Entries with figure data:

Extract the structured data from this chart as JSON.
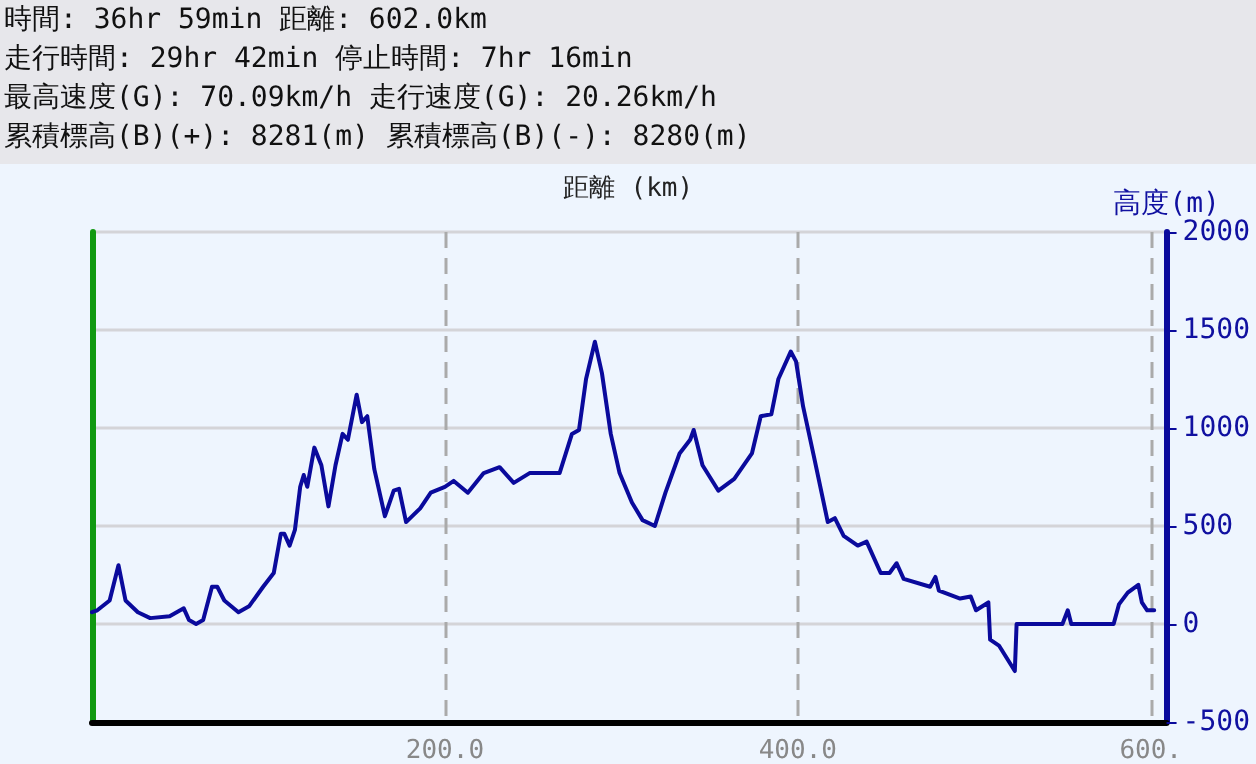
{
  "chart_data": {
    "type": "line",
    "annotations": [
      "時間: 36hr 59min 距離: 602.0km",
      "走行時間: 29hr 42min 停止時間: 7hr 16min",
      "最高速度(G): 70.09km/h 走行速度(G): 20.26km/h",
      "累積標高(B)(+): 8281(m) 累積標高(B)(-): 8280(m)"
    ],
    "xlabel": "距離 (km)",
    "ylabel": "高度(m)",
    "x": [
      0,
      3,
      10,
      15,
      19,
      26,
      33,
      44,
      52,
      55,
      59,
      63,
      68,
      71,
      75,
      83,
      89,
      97,
      103,
      107,
      109,
      112,
      115,
      118,
      120,
      122,
      126,
      130,
      134,
      138,
      142,
      145,
      150,
      153,
      156,
      160,
      166,
      171,
      174,
      178,
      186,
      192,
      200,
      205,
      213,
      222,
      231,
      239,
      248,
      265,
      272,
      276,
      280,
      285,
      289,
      294,
      299,
      306,
      312,
      319,
      325,
      333,
      339,
      341,
      346,
      355,
      364,
      374,
      379,
      385,
      389,
      396,
      399,
      403,
      409,
      417,
      421,
      426,
      434,
      439,
      447,
      452,
      456,
      460,
      475,
      478,
      480,
      492,
      498,
      501,
      508,
      509,
      514,
      523,
      524,
      550,
      553,
      555,
      579,
      582,
      587,
      593,
      595,
      598,
      602
    ],
    "series": [
      {
        "color": "#0a0a9c",
        "values": [
          60,
          70,
          120,
          300,
          120,
          60,
          30,
          40,
          80,
          20,
          0,
          20,
          190,
          190,
          120,
          60,
          90,
          190,
          260,
          460,
          460,
          400,
          480,
          700,
          760,
          700,
          900,
          810,
          600,
          810,
          970,
          940,
          1170,
          1030,
          1060,
          790,
          550,
          680,
          690,
          520,
          590,
          670,
          700,
          730,
          670,
          770,
          800,
          720,
          770,
          770,
          970,
          990,
          1250,
          1440,
          1280,
          970,
          770,
          620,
          530,
          500,
          670,
          870,
          940,
          990,
          810,
          680,
          740,
          870,
          1060,
          1070,
          1250,
          1390,
          1340,
          1110,
          860,
          520,
          540,
          450,
          400,
          420,
          260,
          260,
          310,
          230,
          190,
          240,
          170,
          130,
          140,
          70,
          110,
          -80,
          -110,
          -240,
          0,
          0,
          70,
          0,
          0,
          100,
          160,
          200,
          110,
          70,
          70
        ]
      }
    ],
    "xlim": [
      0,
      609
    ],
    "xticks": [
      {
        "value": 200,
        "label": "200.0"
      },
      {
        "value": 400,
        "label": "400.0"
      },
      {
        "value": 600,
        "label": "600."
      }
    ],
    "ylim": [
      -500,
      2000
    ],
    "yticks": [
      -500,
      0,
      500,
      1000,
      1500,
      2000
    ],
    "grid": true,
    "marker": "none",
    "line_style": "solid"
  }
}
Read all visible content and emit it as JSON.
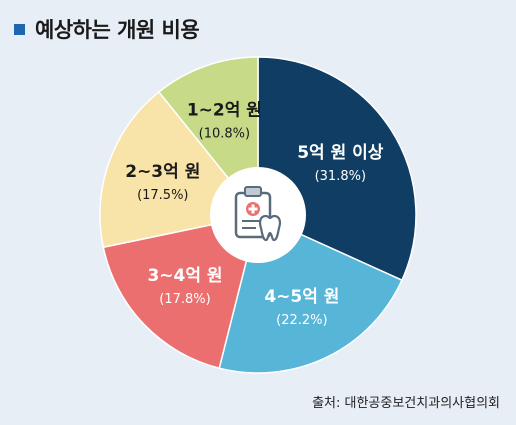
{
  "header": {
    "title": "예상하는 개원 비용",
    "marker_color": "#1e66b1"
  },
  "chart_data": {
    "type": "pie",
    "title": "예상하는 개원 비용",
    "slices": [
      {
        "label": "5억 원 이상",
        "value_text": "(31.8%)",
        "value": 31.8,
        "color": "#0f3d63",
        "text_color": "#ffffff"
      },
      {
        "label": "4~5억 원",
        "value_text": "(22.2%)",
        "value": 22.2,
        "color": "#57b6d8",
        "text_color": "#ffffff"
      },
      {
        "label": "3~4억 원",
        "value_text": "(17.8%)",
        "value": 17.8,
        "color": "#ec6f6f",
        "text_color": "#ffffff"
      },
      {
        "label": "2~3억 원",
        "value_text": "(17.5%)",
        "value": 17.5,
        "color": "#f8e3a9",
        "text_color": "#1a1a1a"
      },
      {
        "label": "1~2억 원",
        "value_text": "(10.8%)",
        "value": 10.8,
        "color": "#c6da88",
        "text_color": "#1a1a1a"
      }
    ],
    "center_icon": "dental-clipboard-icon",
    "legend": "none"
  },
  "footer": {
    "source": "출처: 대한공중보건치과의사협의회"
  }
}
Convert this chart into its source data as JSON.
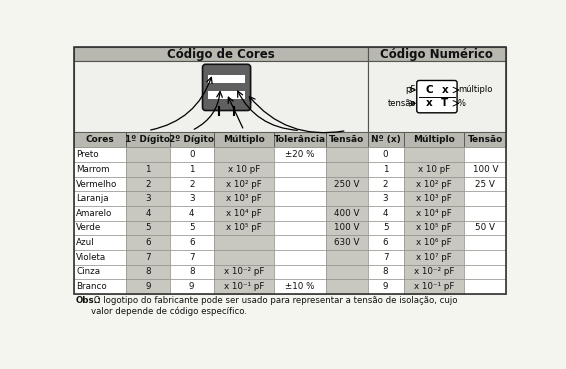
{
  "title_left": "Código de Cores",
  "title_right": "Código Numérico",
  "col_headers": [
    "Cores",
    "1º Dígito",
    "2º Dígito",
    "Múltiplo",
    "Tolerância",
    "Tensão",
    "Nº (x)",
    "Múltiplo",
    "Tensão"
  ],
  "rows": [
    [
      "Preto",
      "",
      "0",
      "",
      "±20 %",
      "",
      "0",
      "",
      ""
    ],
    [
      "Marrom",
      "1",
      "1",
      "x 10 pF",
      "",
      "",
      "1",
      "x 10 pF",
      "100 V"
    ],
    [
      "Vermelho",
      "2",
      "2",
      "x 10² pF",
      "",
      "250 V",
      "2",
      "x 10² pF",
      "25 V"
    ],
    [
      "Laranja",
      "3",
      "3",
      "x 10³ pF",
      "",
      "",
      "3",
      "x 10³ pF",
      ""
    ],
    [
      "Amarelo",
      "4",
      "4",
      "x 10⁴ pF",
      "",
      "400 V",
      "4",
      "x 10⁴ pF",
      ""
    ],
    [
      "Verde",
      "5",
      "5",
      "x 10⁵ pF",
      "",
      "100 V",
      "5",
      "x 10⁵ pF",
      "50 V"
    ],
    [
      "Azul",
      "6",
      "6",
      "",
      "",
      "630 V",
      "6",
      "x 10⁶ pF",
      ""
    ],
    [
      "Violeta",
      "7",
      "7",
      "",
      "",
      "",
      "7",
      "x 10⁷ pF",
      ""
    ],
    [
      "Cinza",
      "8",
      "8",
      "x 10⁻² pF",
      "",
      "",
      "8",
      "x 10⁻² pF",
      ""
    ],
    [
      "Branco",
      "9",
      "9",
      "x 10⁻¹ pF",
      "±10 %",
      "",
      "9",
      "x 10⁻¹ pF",
      ""
    ]
  ],
  "obs_bold": "Obs.:",
  "obs_text": " O logotipo do fabricante pode ser usado para representar a tensão de isolação, cujo\nvalor depende de código específico.",
  "bg_color": "#f5f5f0",
  "header_bg": "#b8b8b0",
  "cell_shaded": "#c8c8c0",
  "cell_white": "#ffffff",
  "illus_bg": "#f0f0ec"
}
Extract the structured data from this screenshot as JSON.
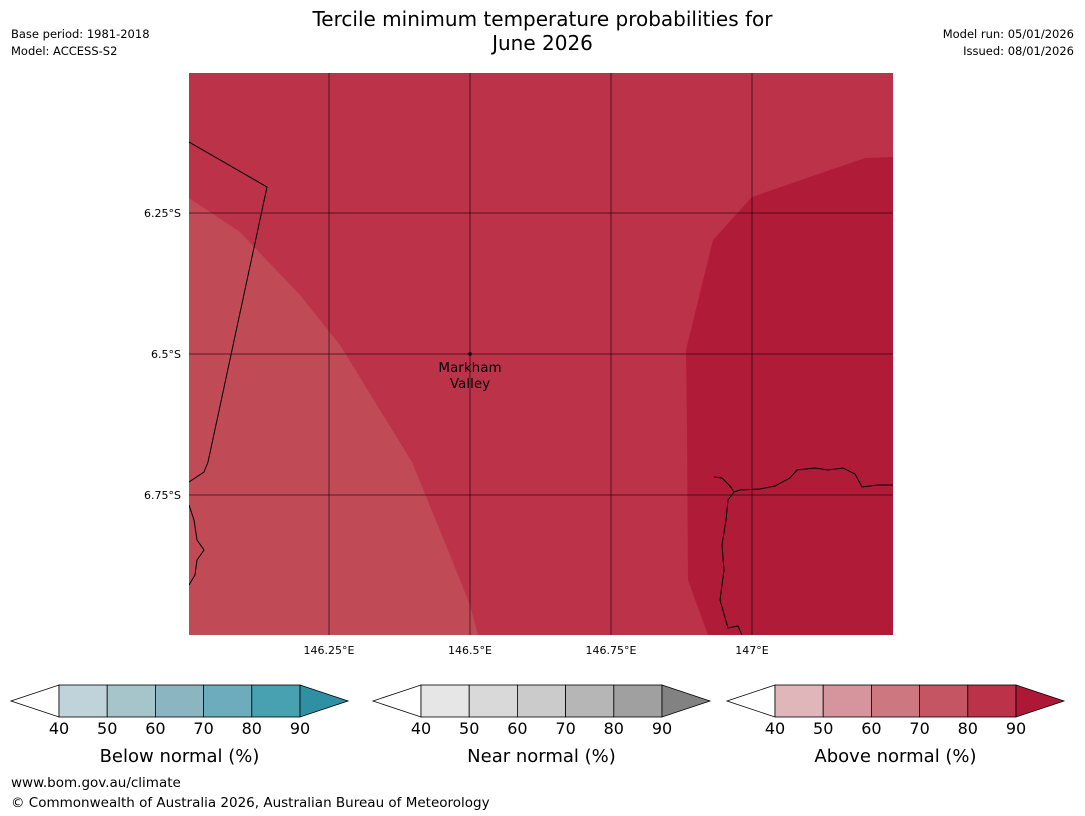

Your task: Copy every line in the entries above that has the string "from" in it.

Solution below:
Extract the structured data from this chart as JSON.
Extract the structured data from this screenshot as JSON.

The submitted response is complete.